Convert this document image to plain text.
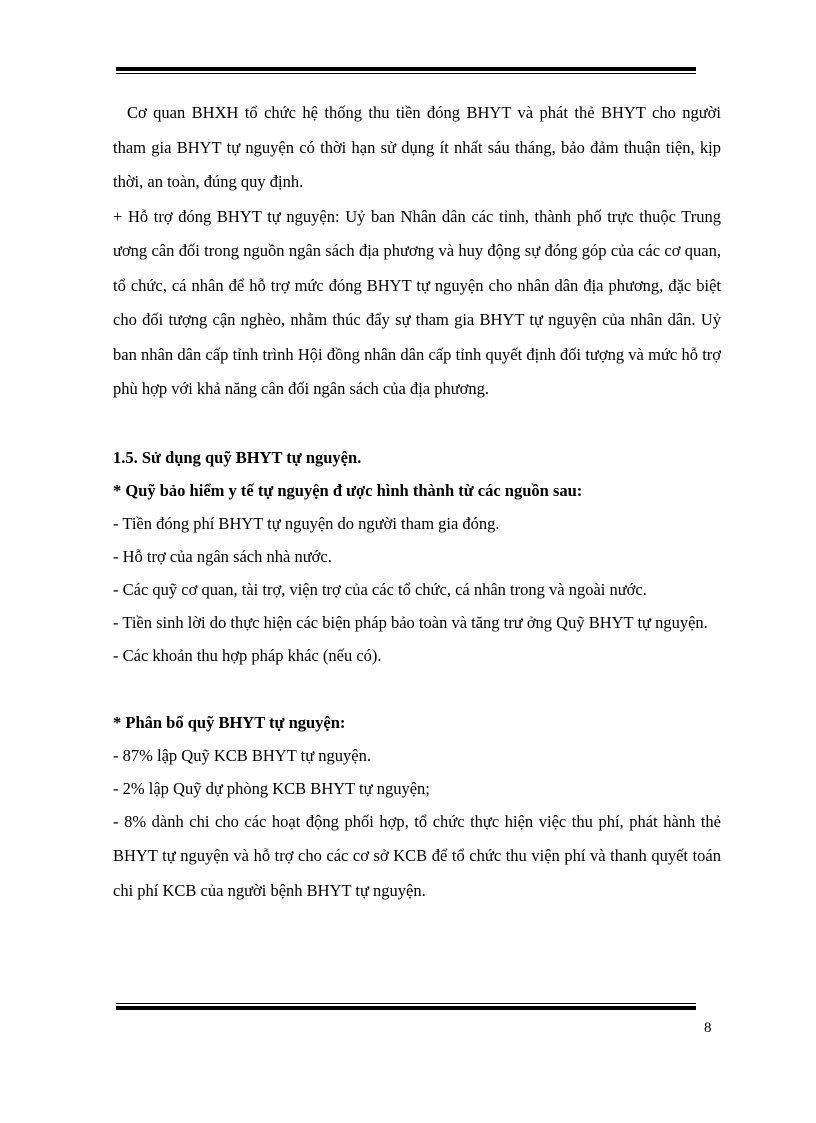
Cơ quan BHXH tổ chức hệ thống thu tiền đóng BHYT và phát thẻ BHYT cho người tham gia BHYT tự nguyện có thời hạn sử dụng ít nhất sáu tháng, bảo đảm thuận tiện, kịp thời, an toàn, đúng quy định.

+ Hỗ trợ đóng BHYT tự nguyện: Uỷ ban Nhân dân các tỉnh, thành phố trực thuộc Trung ương cân đối trong nguồn ngân sách địa phương và huy động sự đóng góp của các cơ quan, tổ chức, cá nhân để hỗ trợ mức đóng BHYT tự nguyện cho nhân dân địa phương, đặc biệt cho đối tượng cận nghèo, nhằm thúc đẩy sự tham gia BHYT tự nguyện của nhân dân. Uỷ ban nhân dân cấp tỉnh trình Hội đồng nhân dân cấp tỉnh quyết định đối tượng và mức hỗ trợ phù hợp với khả năng cân đối ngân sách của địa phương.

1.5. Sử dụng quỹ BHYT tự nguyện.

* Quỹ bảo hiểm y tế tự nguyện đ ược hình thành từ các nguồn sau:

- Tiền đóng phí BHYT tự nguyện do người tham gia đóng.

- Hỗ trợ của ngân sách nhà nước.

- Các quỹ cơ quan, tài trợ, viện trợ của các tổ chức, cá nhân trong và ngoài nước.

- Tiền sinh lời do thực hiện các biện pháp bảo toàn và tăng trư ởng Quỹ BHYT tự nguyện.

- Các khoản thu hợp pháp khác (nếu có).

* Phân bổ quỹ BHYT tự nguyện:

- 87% lập Quỹ KCB BHYT tự nguyện.

- 2% lập Quỹ dự phòng KCB BHYT tự nguyện;

- 8% dành chi cho các hoạt động phối hợp, tổ chức thực hiện việc thu phí, phát hành thẻ BHYT tự nguyện và hỗ trợ cho các cơ sở KCB để tổ chức thu viện phí và thanh quyết toán chi phí KCB của người bệnh BHYT tự nguyện.

8
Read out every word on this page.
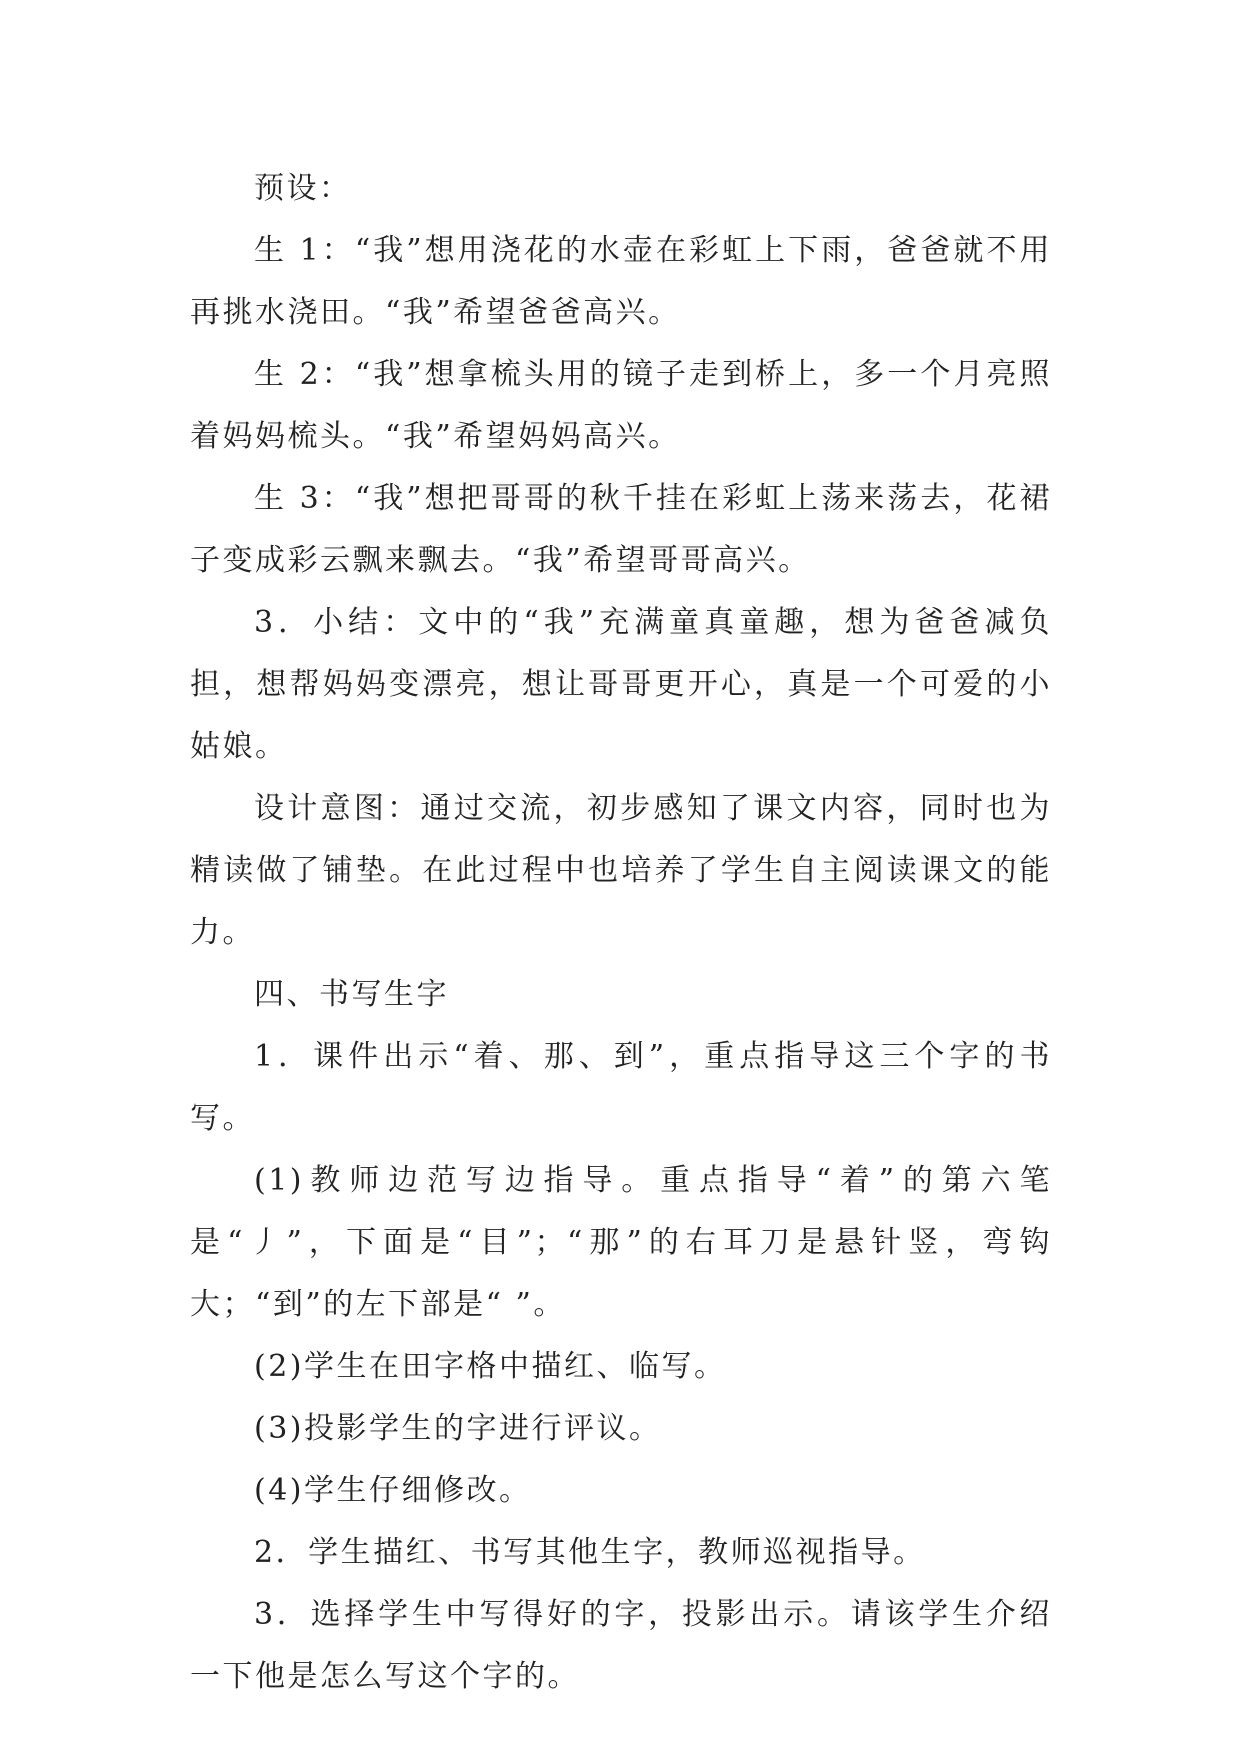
预设：

生 1：“我”想用浇花的水壶在彩虹上下雨，爸爸就不用再挑水浇田。“我”希望爸爸高兴。

生 2：“我”想拿梳头用的镜子走到桥上，多一个月亮照着妈妈梳头。“我”希望妈妈高兴。

生 3：“我”想把哥哥的秋千挂在彩虹上荡来荡去，花裙子变成彩云飘来飘去。“我”希望哥哥高兴。

3．小结：文中的“我”充满童真童趣，想为爸爸减负担，想帮妈妈变漂亮，想让哥哥更开心，真是一个可爱的小姑娘。

设计意图：通过交流，初步感知了课文内容，同时也为精读做了铺垫。在此过程中也培养了学生自主阅读课文的能力。

四、书写生字

1．课件出示“着、那、到”，重点指导这三个字的书写。

(1)教师边范写边指导。重点指导“着”的第六笔是“丿”，下面是“目”；“那”的右耳刀是悬针竖，弯钩大；“到”的左下部是“ ”。

(2)学生在田字格中描红、临写。

(3)投影学生的字进行评议。

(4)学生仔细修改。

2．学生描红、书写其他生字，教师巡视指导。

3．选择学生中写得好的字，投影出示。请该学生介绍一下他是怎么写这个字的。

* * * * * * * * *

Quote the material exactly. Pictures stay out.

Convert this document image to plain text.
Cơ quan BHXH tổ chức hệ thống thu tiền đóng BHYT và phát thẻ BHYT cho người tham gia BHYT tự nguyện có thời hạn sử dụng ít nhất sáu tháng, bảo đảm thuận tiện, kịp thời, an toàn, đúng quy định.

+ Hỗ trợ đóng BHYT tự nguyện: Uỷ ban Nhân dân các tỉnh, thành phố trực thuộc Trung ương cân đối trong nguồn ngân sách địa phương và huy động sự đóng góp của các cơ quan, tổ chức, cá nhân để hỗ trợ mức đóng BHYT tự nguyện cho nhân dân địa phương, đặc biệt cho đối tượng cận nghèo, nhằm thúc đẩy sự tham gia BHYT tự nguyện của nhân dân. Uỷ ban nhân dân cấp tỉnh trình Hội đồng nhân dân cấp tỉnh quyết định đối tượng và mức hỗ trợ phù hợp với khả năng cân đối ngân sách của địa phương.

1.5. Sử dụng quỹ BHYT tự nguyện.

* Quỹ bảo hiểm y tế tự nguyện đ ược hình thành từ các nguồn sau:

- Tiền đóng phí BHYT tự nguyện do người tham gia đóng.

- Hỗ trợ của ngân sách nhà nước.

- Các quỹ cơ quan, tài trợ, viện trợ của các tổ chức, cá nhân trong và ngoài nước.

- Tiền sinh lời do thực hiện các biện pháp bảo toàn và tăng trư ởng Quỹ BHYT tự nguyện.

- Các khoản thu hợp pháp khác (nếu có).

* Phân bổ quỹ BHYT tự nguyện:

- 87% lập Quỹ KCB BHYT tự nguyện.

- 2% lập Quỹ dự phòng KCB BHYT tự nguyện;

- 8% dành chi cho các hoạt động phối hợp, tổ chức thực hiện việc thu phí, phát hành thẻ BHYT tự nguyện và hỗ trợ cho các cơ sở KCB để tổ chức thu viện phí và thanh quyết toán chi phí KCB của người bệnh BHYT tự nguyện.

8
Read out every word on this page.
预设：

生 1：“我”想用浇花的水壶在彩虹上下雨，爸爸就不用再挑水浇田。“我”希望爸爸高兴。

生 2：“我”想拿梳头用的镜子走到桥上，多一个月亮照着妈妈梳头。“我”希望妈妈高兴。

生 3：“我”想把哥哥的秋千挂在彩虹上荡来荡去，花裙子变成彩云飘来飘去。“我”希望哥哥高兴。

3．小结：文中的“我”充满童真童趣，想为爸爸减负担，想帮妈妈变漂亮，想让哥哥更开心，真是一个可爱的小姑娘。

设计意图：通过交流，初步感知了课文内容，同时也为精读做了铺垫。在此过程中也培养了学生自主阅读课文的能力。

四、书写生字

1．课件出示“着、那、到”，重点指导这三个字的书写。

(1)教师边范写边指导。重点指导“着”的第六笔是“丿”，下面是“目”；“那”的右耳刀是悬针竖，弯钩大；“到”的左下部是“ ”。

(2)学生在田字格中描红、临写。

(3)投影学生的字进行评议。

(4)学生仔细修改。

2．学生描红、书写其他生字，教师巡视指导。

3．选择学生中写得好的字，投影出示。请该学生介绍一下他是怎么写这个字的。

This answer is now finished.